[Part of a data file]
[Begin]

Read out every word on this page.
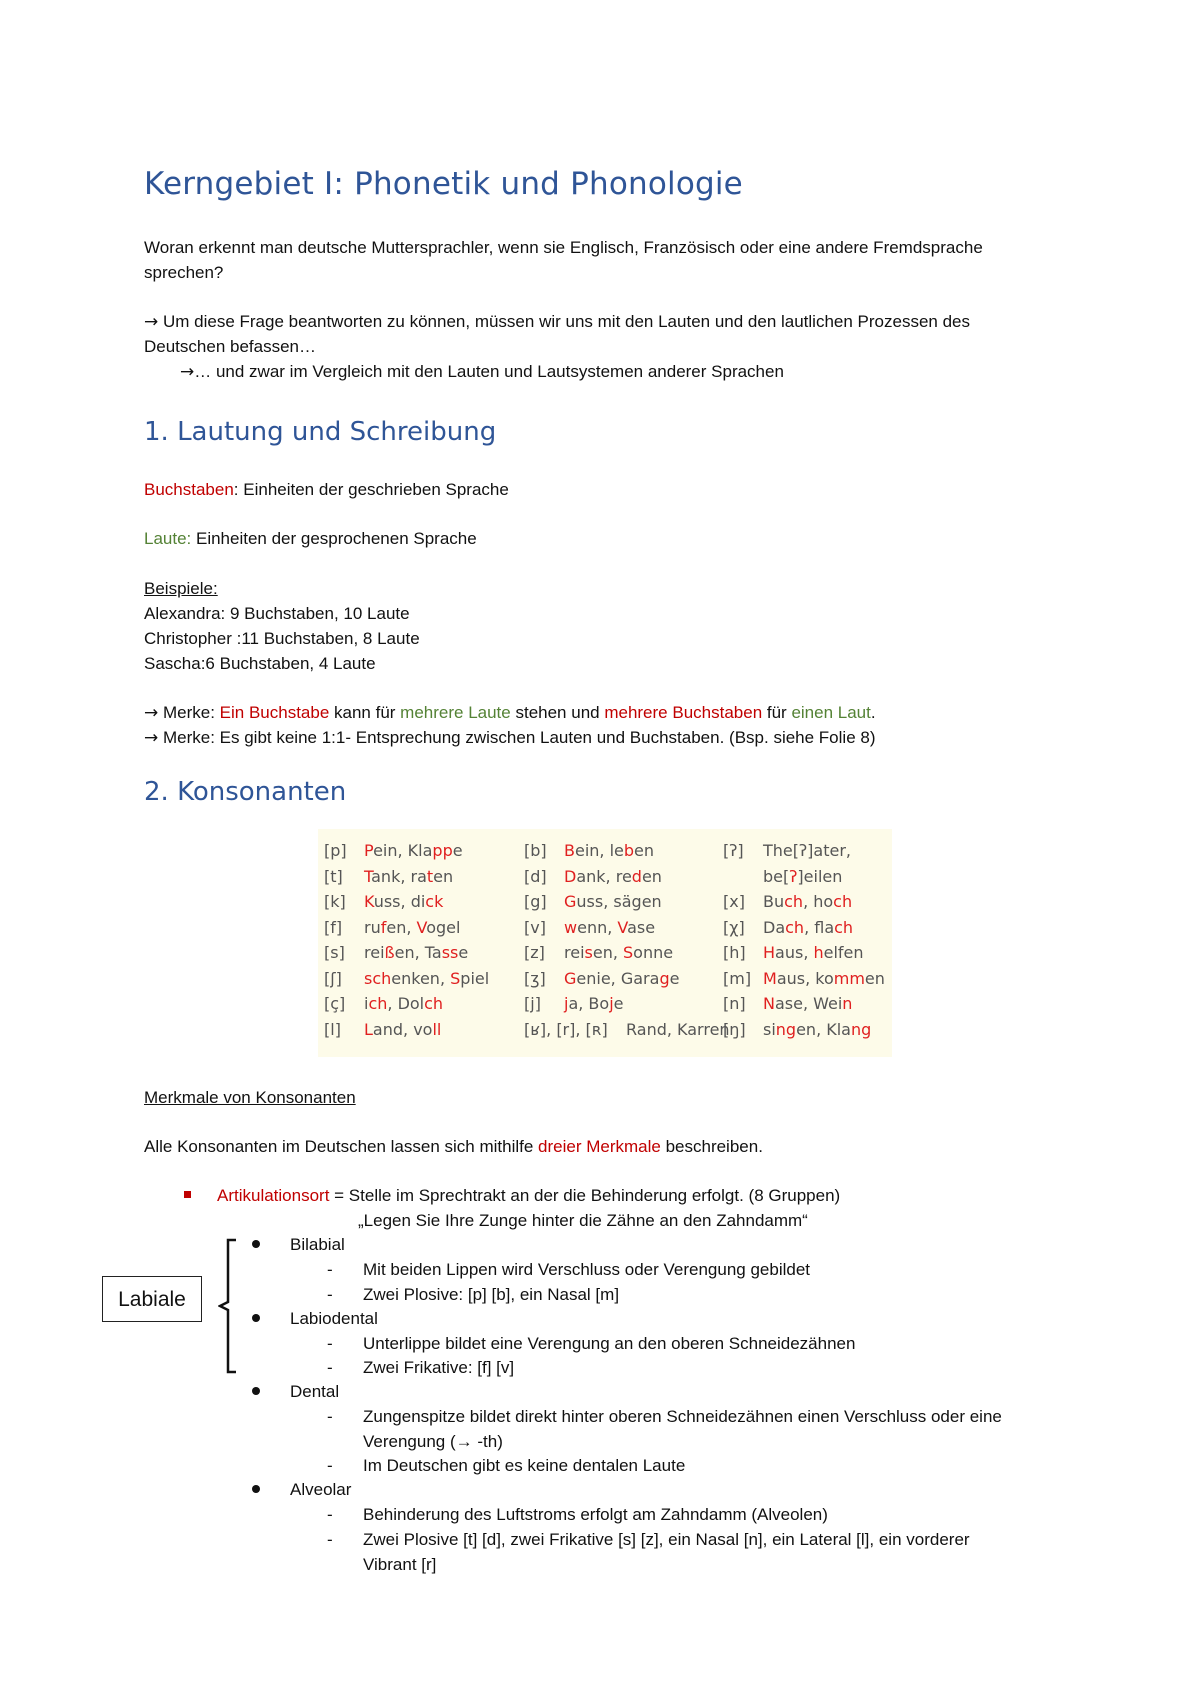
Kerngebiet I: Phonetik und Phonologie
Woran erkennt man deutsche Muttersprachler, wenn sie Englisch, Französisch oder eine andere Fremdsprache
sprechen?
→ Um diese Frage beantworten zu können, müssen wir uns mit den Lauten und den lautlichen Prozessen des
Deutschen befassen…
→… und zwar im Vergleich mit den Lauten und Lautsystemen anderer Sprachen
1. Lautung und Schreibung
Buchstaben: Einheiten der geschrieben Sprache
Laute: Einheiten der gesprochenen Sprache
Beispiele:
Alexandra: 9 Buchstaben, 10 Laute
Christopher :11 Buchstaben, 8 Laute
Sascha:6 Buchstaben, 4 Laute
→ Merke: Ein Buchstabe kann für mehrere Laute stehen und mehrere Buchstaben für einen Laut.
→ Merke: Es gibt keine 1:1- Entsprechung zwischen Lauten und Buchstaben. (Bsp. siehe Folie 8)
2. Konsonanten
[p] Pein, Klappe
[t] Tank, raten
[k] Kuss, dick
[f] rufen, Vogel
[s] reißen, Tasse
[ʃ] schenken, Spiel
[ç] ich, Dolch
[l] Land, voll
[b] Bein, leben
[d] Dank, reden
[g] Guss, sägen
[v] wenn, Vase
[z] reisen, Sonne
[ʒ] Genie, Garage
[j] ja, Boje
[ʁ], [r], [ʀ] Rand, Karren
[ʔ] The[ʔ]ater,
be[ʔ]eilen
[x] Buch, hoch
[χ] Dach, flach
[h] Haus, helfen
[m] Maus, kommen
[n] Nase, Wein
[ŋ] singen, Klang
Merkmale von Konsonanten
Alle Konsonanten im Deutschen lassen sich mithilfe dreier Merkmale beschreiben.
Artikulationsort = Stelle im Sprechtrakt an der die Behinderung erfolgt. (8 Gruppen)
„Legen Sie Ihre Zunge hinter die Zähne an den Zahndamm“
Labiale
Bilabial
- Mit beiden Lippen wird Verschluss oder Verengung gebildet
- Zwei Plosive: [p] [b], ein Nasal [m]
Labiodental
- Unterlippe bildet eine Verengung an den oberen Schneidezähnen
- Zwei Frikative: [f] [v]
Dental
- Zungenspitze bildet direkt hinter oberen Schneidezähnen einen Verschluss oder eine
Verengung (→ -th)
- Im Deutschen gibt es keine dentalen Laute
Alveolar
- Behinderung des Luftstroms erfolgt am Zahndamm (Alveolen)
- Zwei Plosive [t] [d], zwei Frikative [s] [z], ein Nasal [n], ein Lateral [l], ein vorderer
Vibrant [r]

[End]
[Begin]

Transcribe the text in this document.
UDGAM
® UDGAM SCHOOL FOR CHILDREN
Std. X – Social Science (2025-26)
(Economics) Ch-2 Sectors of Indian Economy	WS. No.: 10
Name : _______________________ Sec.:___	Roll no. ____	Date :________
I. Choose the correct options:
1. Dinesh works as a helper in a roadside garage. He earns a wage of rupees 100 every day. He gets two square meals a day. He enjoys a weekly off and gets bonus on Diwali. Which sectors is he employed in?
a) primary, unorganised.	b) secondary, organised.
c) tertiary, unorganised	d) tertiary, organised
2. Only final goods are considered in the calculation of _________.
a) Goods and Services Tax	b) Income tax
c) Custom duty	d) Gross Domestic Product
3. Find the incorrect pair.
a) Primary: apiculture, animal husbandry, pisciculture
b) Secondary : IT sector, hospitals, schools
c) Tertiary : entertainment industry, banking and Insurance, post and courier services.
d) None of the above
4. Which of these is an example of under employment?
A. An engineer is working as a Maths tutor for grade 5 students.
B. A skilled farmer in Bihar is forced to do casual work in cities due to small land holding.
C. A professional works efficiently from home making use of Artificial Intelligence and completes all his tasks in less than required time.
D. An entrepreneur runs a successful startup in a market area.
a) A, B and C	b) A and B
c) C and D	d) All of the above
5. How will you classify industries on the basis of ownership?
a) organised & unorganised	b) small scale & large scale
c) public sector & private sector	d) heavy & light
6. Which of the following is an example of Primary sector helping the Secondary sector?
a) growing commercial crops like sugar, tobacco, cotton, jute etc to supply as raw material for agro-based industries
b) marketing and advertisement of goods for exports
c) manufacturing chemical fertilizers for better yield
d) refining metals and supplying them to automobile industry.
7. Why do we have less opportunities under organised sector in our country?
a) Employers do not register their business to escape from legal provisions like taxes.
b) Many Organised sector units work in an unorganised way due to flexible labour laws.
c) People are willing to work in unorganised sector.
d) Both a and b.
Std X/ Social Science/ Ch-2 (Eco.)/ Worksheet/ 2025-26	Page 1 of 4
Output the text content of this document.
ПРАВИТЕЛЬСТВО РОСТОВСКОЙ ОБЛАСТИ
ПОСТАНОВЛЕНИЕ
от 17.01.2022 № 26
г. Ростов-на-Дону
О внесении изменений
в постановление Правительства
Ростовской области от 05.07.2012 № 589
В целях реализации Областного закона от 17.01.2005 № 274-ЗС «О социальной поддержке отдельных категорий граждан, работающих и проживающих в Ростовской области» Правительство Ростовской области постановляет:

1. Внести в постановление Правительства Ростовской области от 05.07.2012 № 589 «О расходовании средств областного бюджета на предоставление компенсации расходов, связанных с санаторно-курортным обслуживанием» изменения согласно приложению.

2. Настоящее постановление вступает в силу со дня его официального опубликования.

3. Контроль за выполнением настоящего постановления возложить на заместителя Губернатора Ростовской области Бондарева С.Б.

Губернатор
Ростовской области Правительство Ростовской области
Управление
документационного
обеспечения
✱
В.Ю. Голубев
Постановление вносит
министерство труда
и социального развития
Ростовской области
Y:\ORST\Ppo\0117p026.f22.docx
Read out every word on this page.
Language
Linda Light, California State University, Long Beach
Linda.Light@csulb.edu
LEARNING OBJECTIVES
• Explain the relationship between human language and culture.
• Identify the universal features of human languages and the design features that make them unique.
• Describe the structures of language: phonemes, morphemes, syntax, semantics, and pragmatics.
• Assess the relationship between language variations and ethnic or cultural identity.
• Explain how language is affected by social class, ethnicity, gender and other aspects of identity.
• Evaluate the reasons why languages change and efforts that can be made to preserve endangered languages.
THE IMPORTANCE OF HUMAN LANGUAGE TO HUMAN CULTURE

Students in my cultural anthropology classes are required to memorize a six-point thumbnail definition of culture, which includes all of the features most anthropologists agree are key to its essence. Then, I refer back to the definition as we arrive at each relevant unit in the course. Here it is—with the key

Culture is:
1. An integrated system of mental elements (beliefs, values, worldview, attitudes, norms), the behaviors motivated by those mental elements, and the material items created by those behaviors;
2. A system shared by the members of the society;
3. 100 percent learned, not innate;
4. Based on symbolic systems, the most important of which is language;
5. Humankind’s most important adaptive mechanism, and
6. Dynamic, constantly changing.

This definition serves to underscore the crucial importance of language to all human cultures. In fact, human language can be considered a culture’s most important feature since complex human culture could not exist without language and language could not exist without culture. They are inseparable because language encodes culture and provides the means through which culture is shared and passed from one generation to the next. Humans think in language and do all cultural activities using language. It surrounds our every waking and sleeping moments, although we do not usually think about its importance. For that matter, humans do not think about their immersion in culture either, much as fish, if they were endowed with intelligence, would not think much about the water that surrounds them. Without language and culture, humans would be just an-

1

[End]
[Begin]

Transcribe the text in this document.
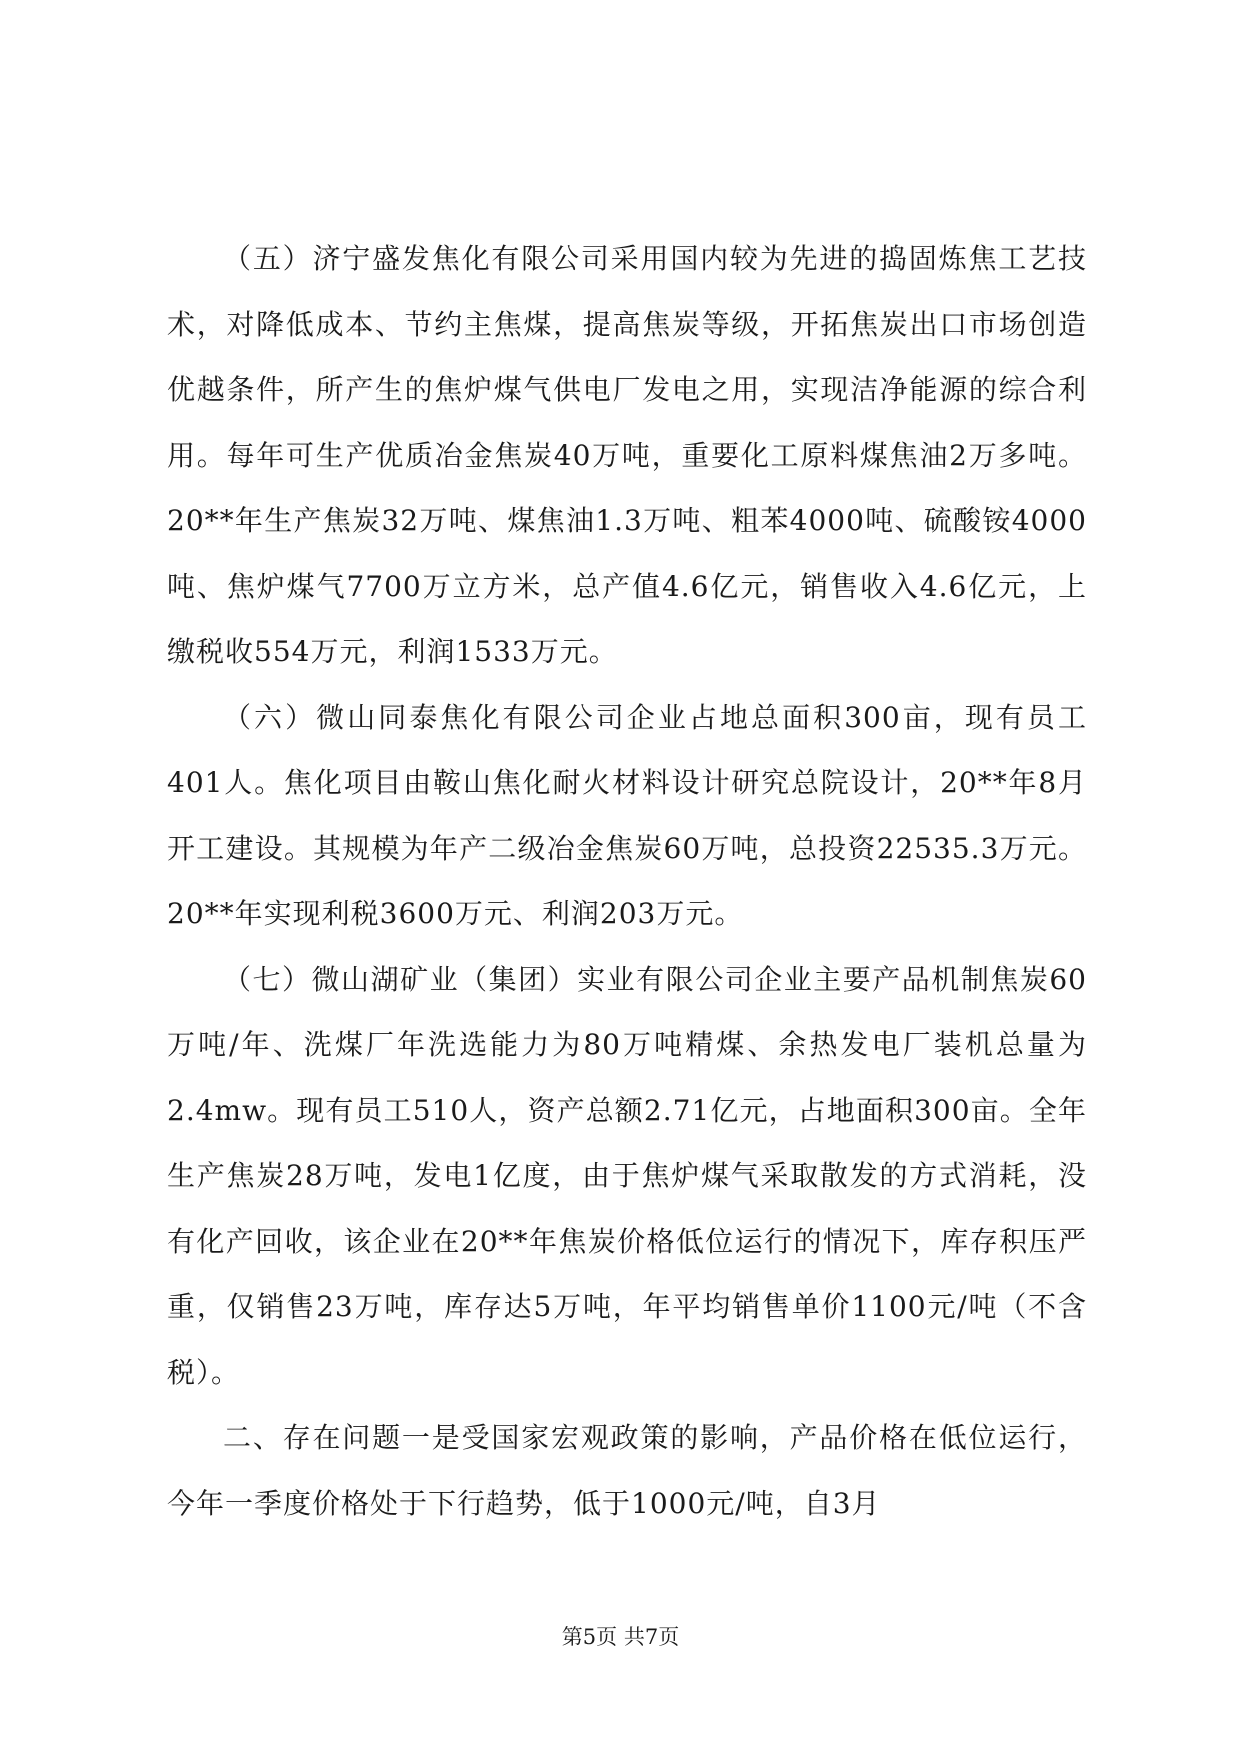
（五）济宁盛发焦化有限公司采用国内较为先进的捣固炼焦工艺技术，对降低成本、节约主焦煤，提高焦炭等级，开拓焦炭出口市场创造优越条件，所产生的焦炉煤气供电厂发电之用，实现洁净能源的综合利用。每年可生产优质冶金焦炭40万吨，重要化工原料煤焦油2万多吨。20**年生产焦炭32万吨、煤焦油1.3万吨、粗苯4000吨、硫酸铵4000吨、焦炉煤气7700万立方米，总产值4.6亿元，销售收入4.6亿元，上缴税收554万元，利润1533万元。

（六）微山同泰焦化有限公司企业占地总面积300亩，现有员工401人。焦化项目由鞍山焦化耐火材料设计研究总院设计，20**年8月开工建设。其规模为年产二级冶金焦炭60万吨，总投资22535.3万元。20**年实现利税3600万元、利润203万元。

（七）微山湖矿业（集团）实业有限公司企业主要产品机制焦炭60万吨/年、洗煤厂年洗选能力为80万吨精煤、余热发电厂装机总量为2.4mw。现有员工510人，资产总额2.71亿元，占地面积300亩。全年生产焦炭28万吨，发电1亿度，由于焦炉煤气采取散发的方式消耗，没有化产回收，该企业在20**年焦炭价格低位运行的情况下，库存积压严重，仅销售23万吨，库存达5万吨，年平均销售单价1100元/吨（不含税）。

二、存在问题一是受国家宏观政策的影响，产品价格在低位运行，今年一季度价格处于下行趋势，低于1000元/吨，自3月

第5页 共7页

[End]

Work instructions >> Using the material above, copy every line in which the string "between" occurs.

The reply >>
• Explain the relationship between human language and culture.
• Assess the relationship between language variations and ethnic or cultural identity.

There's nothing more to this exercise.